§ TASK PROMPT: Reproduce the records below in full and word for word, excluding pictures.

▶

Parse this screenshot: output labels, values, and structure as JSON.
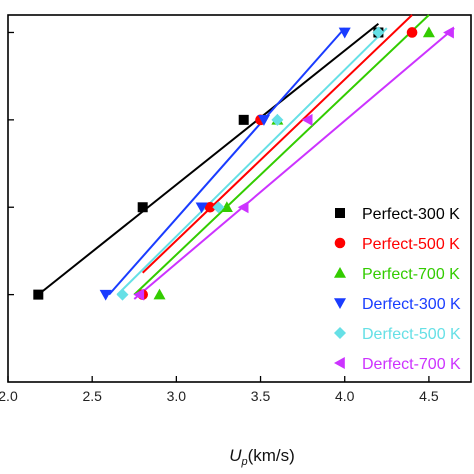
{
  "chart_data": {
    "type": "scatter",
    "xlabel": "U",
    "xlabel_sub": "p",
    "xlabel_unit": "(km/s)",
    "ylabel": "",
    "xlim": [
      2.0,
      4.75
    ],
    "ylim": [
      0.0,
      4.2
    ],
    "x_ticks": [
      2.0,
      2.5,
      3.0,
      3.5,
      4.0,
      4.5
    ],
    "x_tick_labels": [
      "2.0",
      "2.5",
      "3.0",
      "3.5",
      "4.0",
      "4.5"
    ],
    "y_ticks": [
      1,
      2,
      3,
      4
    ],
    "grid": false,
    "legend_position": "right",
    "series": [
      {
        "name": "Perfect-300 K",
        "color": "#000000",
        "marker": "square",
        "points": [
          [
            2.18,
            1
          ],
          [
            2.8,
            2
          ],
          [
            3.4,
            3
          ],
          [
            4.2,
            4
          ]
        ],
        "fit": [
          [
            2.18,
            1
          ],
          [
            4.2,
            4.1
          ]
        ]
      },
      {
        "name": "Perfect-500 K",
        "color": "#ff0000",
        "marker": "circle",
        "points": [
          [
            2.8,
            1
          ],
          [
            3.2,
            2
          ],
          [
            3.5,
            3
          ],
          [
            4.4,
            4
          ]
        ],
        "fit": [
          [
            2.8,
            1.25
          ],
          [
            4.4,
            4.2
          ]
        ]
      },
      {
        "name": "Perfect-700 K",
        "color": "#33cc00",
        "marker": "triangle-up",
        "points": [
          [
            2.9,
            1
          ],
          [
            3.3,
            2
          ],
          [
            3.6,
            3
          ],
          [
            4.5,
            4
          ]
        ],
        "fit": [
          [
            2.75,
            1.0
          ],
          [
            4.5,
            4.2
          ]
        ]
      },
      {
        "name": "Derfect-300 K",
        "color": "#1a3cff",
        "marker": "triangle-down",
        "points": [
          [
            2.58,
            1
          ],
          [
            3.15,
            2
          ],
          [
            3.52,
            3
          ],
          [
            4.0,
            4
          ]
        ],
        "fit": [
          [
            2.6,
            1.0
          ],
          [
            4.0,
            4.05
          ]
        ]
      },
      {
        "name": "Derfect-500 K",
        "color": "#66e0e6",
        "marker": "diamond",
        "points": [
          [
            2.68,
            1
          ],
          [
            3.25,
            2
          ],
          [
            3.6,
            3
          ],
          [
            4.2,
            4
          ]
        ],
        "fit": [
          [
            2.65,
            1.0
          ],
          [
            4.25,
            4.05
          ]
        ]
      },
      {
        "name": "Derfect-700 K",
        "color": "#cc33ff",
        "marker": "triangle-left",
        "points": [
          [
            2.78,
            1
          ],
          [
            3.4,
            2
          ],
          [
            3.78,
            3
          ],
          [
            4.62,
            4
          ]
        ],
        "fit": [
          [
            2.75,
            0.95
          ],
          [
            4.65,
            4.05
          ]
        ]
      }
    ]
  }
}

◀

§ COMPLETED TASK:
Parse this screenshot: output labels, values, and structure as JSON.
{
  "chart_data": {
    "type": "scatter",
    "xlabel": "U",
    "xlabel_sub": "p",
    "xlabel_unit": "(km/s)",
    "ylabel": "",
    "xlim": [
      2.0,
      4.75
    ],
    "ylim": [
      0.0,
      4.2
    ],
    "x_ticks": [
      2.0,
      2.5,
      3.0,
      3.5,
      4.0,
      4.5
    ],
    "x_tick_labels": [
      "2.0",
      "2.5",
      "3.0",
      "3.5",
      "4.0",
      "4.5"
    ],
    "y_ticks": [
      1,
      2,
      3,
      4
    ],
    "grid": false,
    "legend_position": "right",
    "series": [
      {
        "name": "Perfect-300 K",
        "color": "#000000",
        "marker": "square",
        "points": [
          [
            2.18,
            1
          ],
          [
            2.8,
            2
          ],
          [
            3.4,
            3
          ],
          [
            4.2,
            4
          ]
        ],
        "fit": [
          [
            2.18,
            1
          ],
          [
            4.2,
            4.1
          ]
        ]
      },
      {
        "name": "Perfect-500 K",
        "color": "#ff0000",
        "marker": "circle",
        "points": [
          [
            2.8,
            1
          ],
          [
            3.2,
            2
          ],
          [
            3.5,
            3
          ],
          [
            4.4,
            4
          ]
        ],
        "fit": [
          [
            2.8,
            1.25
          ],
          [
            4.4,
            4.2
          ]
        ]
      },
      {
        "name": "Perfect-700 K",
        "color": "#33cc00",
        "marker": "triangle-up",
        "points": [
          [
            2.9,
            1
          ],
          [
            3.3,
            2
          ],
          [
            3.6,
            3
          ],
          [
            4.5,
            4
          ]
        ],
        "fit": [
          [
            2.75,
            1.0
          ],
          [
            4.5,
            4.2
          ]
        ]
      },
      {
        "name": "Derfect-300 K",
        "color": "#1a3cff",
        "marker": "triangle-down",
        "points": [
          [
            2.58,
            1
          ],
          [
            3.15,
            2
          ],
          [
            3.52,
            3
          ],
          [
            4.0,
            4
          ]
        ],
        "fit": [
          [
            2.6,
            1.0
          ],
          [
            4.0,
            4.05
          ]
        ]
      },
      {
        "name": "Derfect-500 K",
        "color": "#66e0e6",
        "marker": "diamond",
        "points": [
          [
            2.68,
            1
          ],
          [
            3.25,
            2
          ],
          [
            3.6,
            3
          ],
          [
            4.2,
            4
          ]
        ],
        "fit": [
          [
            2.65,
            1.0
          ],
          [
            4.25,
            4.05
          ]
        ]
      },
      {
        "name": "Derfect-700 K",
        "color": "#cc33ff",
        "marker": "triangle-left",
        "points": [
          [
            2.78,
            1
          ],
          [
            3.4,
            2
          ],
          [
            3.78,
            3
          ],
          [
            4.62,
            4
          ]
        ],
        "fit": [
          [
            2.75,
            0.95
          ],
          [
            4.65,
            4.05
          ]
        ]
      }
    ]
  }
}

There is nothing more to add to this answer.